ABOUT THIS TASK: Copy every line of the listing that holds the string "drugs".
***** MATERIAL FOR THE TASK
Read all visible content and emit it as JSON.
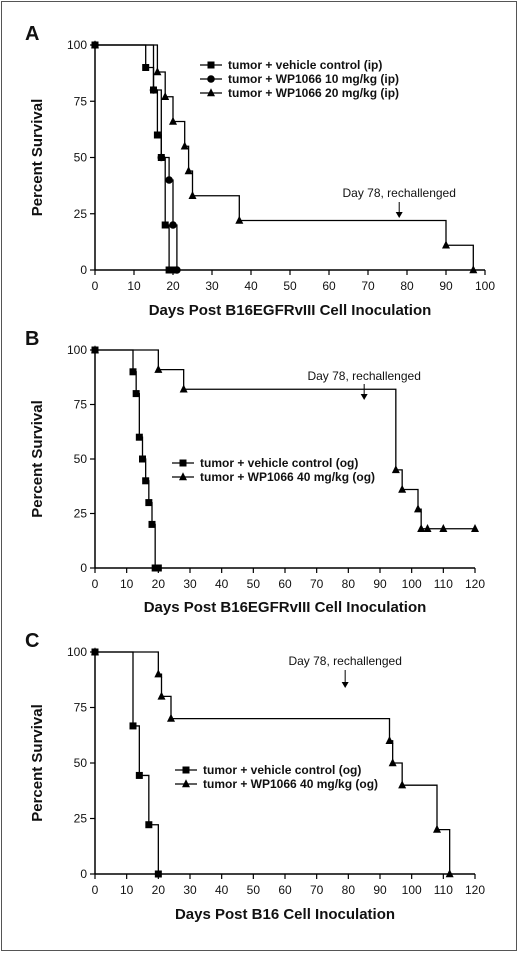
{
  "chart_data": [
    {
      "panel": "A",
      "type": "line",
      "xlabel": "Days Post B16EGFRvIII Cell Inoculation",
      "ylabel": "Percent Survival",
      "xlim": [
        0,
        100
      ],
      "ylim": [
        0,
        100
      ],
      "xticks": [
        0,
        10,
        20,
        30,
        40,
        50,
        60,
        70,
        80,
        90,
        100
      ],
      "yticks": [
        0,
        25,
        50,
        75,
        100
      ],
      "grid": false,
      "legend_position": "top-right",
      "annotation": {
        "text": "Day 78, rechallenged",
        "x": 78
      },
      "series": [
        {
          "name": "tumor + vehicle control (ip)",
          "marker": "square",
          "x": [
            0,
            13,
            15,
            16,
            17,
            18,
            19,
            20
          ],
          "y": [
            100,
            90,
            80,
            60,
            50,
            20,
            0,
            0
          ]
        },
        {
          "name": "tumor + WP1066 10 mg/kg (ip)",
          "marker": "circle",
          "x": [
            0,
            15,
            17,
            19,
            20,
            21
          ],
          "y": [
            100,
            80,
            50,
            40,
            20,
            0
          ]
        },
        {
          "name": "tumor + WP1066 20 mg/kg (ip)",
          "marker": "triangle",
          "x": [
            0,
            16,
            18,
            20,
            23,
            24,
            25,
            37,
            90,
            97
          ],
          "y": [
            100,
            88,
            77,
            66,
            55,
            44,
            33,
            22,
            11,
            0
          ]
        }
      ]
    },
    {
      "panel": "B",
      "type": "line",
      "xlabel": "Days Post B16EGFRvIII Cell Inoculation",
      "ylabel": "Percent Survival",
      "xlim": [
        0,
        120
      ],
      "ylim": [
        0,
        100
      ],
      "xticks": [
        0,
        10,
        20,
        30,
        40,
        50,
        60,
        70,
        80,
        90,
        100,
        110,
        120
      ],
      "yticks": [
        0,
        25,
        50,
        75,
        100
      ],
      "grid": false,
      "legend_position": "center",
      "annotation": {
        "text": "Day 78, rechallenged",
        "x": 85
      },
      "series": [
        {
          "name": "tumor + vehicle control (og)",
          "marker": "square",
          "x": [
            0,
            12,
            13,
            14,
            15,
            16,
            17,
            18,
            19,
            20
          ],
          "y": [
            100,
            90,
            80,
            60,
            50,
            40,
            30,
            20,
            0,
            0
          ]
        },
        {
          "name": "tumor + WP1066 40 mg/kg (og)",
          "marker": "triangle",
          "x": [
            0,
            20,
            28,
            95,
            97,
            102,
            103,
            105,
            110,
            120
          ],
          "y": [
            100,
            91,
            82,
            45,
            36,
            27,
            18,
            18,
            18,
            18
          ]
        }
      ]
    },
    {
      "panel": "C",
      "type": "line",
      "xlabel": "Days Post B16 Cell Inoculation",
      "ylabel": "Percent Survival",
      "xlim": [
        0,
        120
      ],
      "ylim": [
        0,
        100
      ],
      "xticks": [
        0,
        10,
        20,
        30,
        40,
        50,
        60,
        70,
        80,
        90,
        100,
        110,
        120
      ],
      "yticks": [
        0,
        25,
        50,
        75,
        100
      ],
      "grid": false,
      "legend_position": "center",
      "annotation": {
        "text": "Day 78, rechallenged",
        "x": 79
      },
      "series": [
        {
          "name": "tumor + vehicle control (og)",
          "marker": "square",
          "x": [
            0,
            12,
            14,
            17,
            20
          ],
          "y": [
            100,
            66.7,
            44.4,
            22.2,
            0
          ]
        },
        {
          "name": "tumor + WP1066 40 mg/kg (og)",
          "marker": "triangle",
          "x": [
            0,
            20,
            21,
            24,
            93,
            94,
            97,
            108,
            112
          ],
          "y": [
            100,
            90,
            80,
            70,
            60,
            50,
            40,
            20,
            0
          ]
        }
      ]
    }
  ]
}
**********
***** MATERIAL FOR THE TASK
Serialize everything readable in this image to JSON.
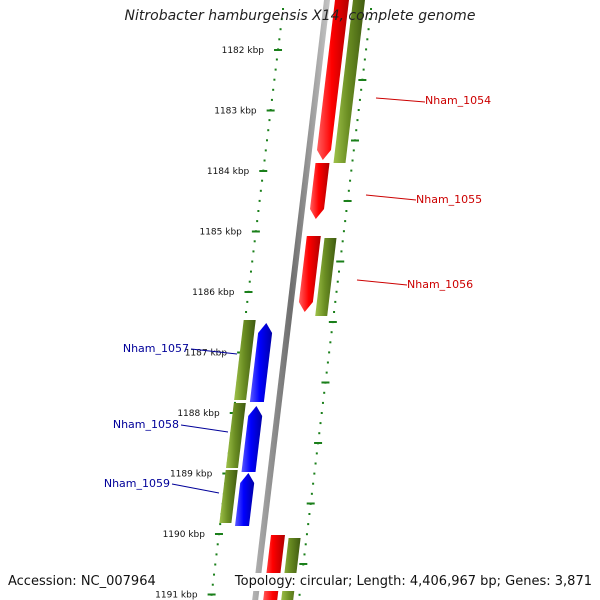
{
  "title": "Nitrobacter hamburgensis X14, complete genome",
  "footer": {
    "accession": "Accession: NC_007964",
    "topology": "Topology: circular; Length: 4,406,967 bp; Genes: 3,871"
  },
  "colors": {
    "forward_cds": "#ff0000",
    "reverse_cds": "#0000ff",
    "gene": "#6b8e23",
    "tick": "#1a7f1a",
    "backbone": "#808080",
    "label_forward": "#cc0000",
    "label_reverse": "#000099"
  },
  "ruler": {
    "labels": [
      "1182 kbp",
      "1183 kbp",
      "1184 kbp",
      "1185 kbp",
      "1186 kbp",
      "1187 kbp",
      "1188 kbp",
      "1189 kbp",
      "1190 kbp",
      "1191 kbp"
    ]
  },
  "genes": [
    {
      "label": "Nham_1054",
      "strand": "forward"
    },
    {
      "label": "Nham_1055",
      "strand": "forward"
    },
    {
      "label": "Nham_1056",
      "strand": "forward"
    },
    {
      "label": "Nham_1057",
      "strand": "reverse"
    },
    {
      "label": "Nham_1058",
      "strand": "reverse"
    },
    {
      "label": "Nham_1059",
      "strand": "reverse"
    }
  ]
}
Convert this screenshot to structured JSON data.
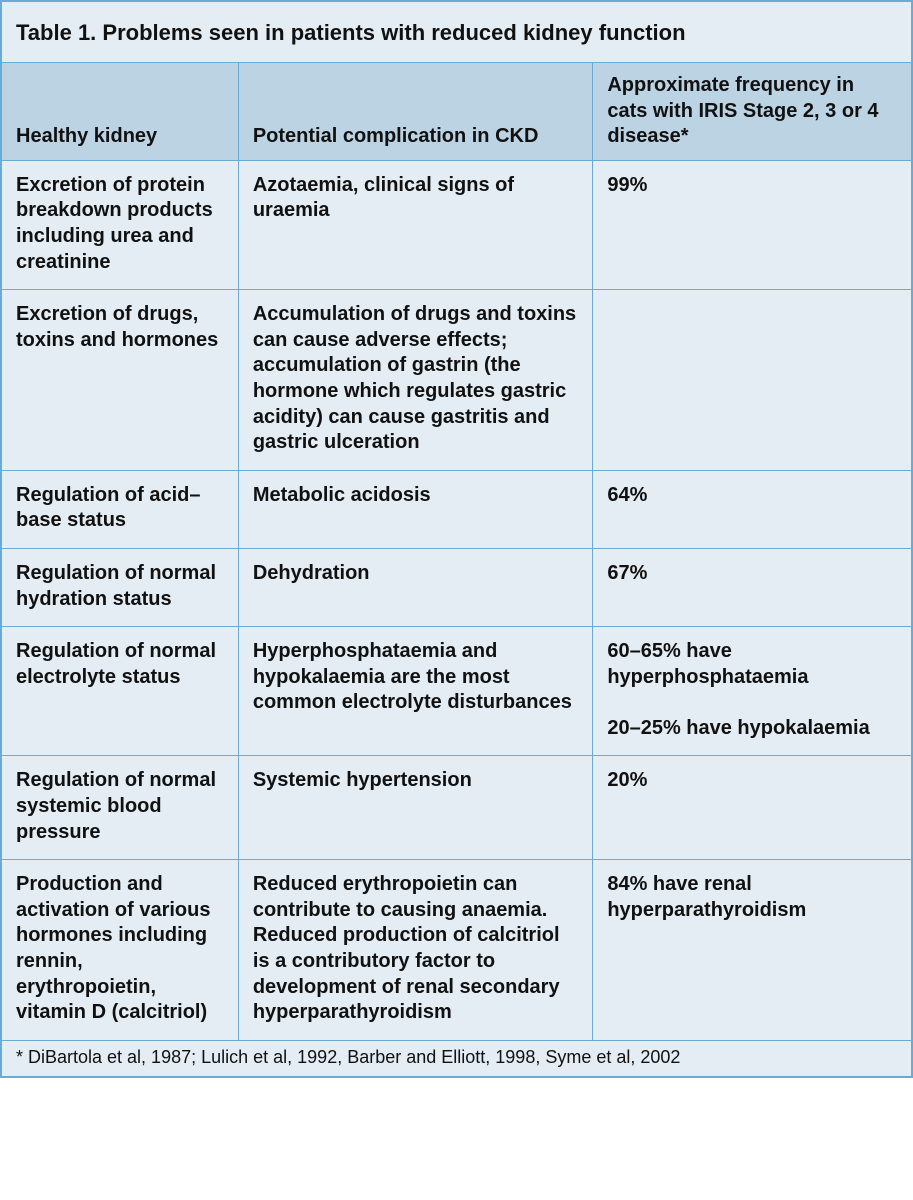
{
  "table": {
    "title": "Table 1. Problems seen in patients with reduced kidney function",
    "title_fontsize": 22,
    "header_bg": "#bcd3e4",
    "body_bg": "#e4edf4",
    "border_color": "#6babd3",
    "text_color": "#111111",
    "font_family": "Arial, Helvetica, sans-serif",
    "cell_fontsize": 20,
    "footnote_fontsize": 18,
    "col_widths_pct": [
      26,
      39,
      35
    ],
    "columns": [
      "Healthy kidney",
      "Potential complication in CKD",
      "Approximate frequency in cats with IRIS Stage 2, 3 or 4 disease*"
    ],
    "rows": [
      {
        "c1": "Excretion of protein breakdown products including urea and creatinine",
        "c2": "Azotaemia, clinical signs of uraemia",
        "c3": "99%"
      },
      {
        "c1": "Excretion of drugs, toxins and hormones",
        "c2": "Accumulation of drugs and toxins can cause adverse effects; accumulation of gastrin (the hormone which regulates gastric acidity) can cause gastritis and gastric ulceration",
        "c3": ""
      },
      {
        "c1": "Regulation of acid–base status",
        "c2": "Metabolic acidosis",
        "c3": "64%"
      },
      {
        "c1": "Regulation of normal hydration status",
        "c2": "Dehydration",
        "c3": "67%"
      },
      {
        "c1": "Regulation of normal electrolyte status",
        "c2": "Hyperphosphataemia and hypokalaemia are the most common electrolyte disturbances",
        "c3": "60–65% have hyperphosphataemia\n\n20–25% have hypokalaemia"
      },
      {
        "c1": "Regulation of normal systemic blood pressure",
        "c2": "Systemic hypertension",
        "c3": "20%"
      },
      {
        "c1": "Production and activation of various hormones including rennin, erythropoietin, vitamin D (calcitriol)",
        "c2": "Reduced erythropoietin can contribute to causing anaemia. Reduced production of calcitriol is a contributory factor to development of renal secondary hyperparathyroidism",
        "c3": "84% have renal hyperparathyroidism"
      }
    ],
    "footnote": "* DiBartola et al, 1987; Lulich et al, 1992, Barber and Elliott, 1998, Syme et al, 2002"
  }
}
**********
***** MATERIAL FOR THE TASK
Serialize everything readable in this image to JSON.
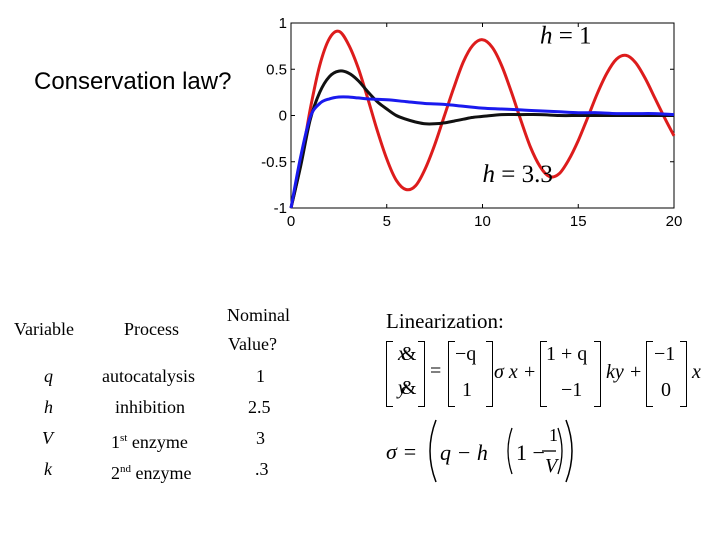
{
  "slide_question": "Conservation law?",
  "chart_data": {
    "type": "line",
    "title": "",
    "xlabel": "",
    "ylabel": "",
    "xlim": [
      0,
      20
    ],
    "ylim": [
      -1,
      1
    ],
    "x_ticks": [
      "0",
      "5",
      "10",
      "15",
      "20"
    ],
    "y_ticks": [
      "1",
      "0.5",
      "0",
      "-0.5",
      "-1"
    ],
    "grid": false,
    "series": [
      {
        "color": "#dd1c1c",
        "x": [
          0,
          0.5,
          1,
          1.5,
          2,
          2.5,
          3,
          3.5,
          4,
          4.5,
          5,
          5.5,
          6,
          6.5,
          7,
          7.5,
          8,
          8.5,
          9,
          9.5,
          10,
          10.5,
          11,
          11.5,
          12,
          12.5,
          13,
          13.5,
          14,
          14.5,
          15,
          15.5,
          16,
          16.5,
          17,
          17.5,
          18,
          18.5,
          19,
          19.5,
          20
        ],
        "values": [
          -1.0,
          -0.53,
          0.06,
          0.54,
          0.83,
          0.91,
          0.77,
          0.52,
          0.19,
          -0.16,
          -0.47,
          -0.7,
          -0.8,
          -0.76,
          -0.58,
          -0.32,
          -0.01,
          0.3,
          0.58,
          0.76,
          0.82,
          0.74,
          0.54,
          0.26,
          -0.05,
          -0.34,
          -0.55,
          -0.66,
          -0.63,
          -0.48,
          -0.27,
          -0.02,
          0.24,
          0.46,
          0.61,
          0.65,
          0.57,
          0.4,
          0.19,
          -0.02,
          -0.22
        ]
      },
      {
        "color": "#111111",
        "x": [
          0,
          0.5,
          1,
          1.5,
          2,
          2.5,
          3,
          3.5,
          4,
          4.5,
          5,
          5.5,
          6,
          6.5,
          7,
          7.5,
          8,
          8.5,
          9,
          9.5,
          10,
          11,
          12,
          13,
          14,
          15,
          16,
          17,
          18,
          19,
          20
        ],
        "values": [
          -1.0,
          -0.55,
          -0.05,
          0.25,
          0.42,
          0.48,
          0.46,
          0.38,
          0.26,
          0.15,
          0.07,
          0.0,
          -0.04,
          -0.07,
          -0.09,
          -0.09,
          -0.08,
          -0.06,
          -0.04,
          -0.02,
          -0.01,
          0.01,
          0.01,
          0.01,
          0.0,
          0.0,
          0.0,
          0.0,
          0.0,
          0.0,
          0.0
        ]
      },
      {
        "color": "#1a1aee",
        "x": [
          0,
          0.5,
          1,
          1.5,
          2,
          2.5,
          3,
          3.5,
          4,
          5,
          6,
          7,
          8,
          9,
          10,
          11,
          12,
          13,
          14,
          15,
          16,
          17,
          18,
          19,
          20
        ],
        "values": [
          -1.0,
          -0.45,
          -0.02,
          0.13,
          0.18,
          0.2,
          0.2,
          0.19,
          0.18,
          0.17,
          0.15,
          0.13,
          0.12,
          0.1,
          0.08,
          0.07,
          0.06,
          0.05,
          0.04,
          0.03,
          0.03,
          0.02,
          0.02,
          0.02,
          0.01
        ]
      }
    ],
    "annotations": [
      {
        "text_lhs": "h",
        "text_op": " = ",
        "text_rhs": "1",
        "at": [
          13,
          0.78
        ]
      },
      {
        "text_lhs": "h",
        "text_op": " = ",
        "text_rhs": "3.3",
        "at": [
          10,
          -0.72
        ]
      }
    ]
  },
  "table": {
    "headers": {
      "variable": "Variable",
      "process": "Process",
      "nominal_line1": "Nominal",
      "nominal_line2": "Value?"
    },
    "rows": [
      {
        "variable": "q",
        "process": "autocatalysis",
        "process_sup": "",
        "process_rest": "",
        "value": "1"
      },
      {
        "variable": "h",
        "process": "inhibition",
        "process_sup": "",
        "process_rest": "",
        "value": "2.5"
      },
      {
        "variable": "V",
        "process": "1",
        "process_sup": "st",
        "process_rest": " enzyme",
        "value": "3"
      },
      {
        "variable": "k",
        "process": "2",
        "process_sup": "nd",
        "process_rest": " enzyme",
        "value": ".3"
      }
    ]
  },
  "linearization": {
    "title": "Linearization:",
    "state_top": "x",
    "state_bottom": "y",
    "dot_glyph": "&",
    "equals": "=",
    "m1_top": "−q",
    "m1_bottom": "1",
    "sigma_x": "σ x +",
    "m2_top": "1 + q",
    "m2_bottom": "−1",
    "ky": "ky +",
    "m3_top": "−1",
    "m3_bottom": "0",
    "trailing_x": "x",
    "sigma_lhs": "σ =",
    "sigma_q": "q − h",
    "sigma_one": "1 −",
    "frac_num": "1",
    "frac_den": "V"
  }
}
**********
TASK RESULT:
        "c1": "Excretion of drugs, toxins and hormones",
        "c2": "Accumulation of drugs and toxins can cause adverse effects; accumulation of gastrin (the hormone which regulates gastric acidity) can cause gastritis and gastric ulceration",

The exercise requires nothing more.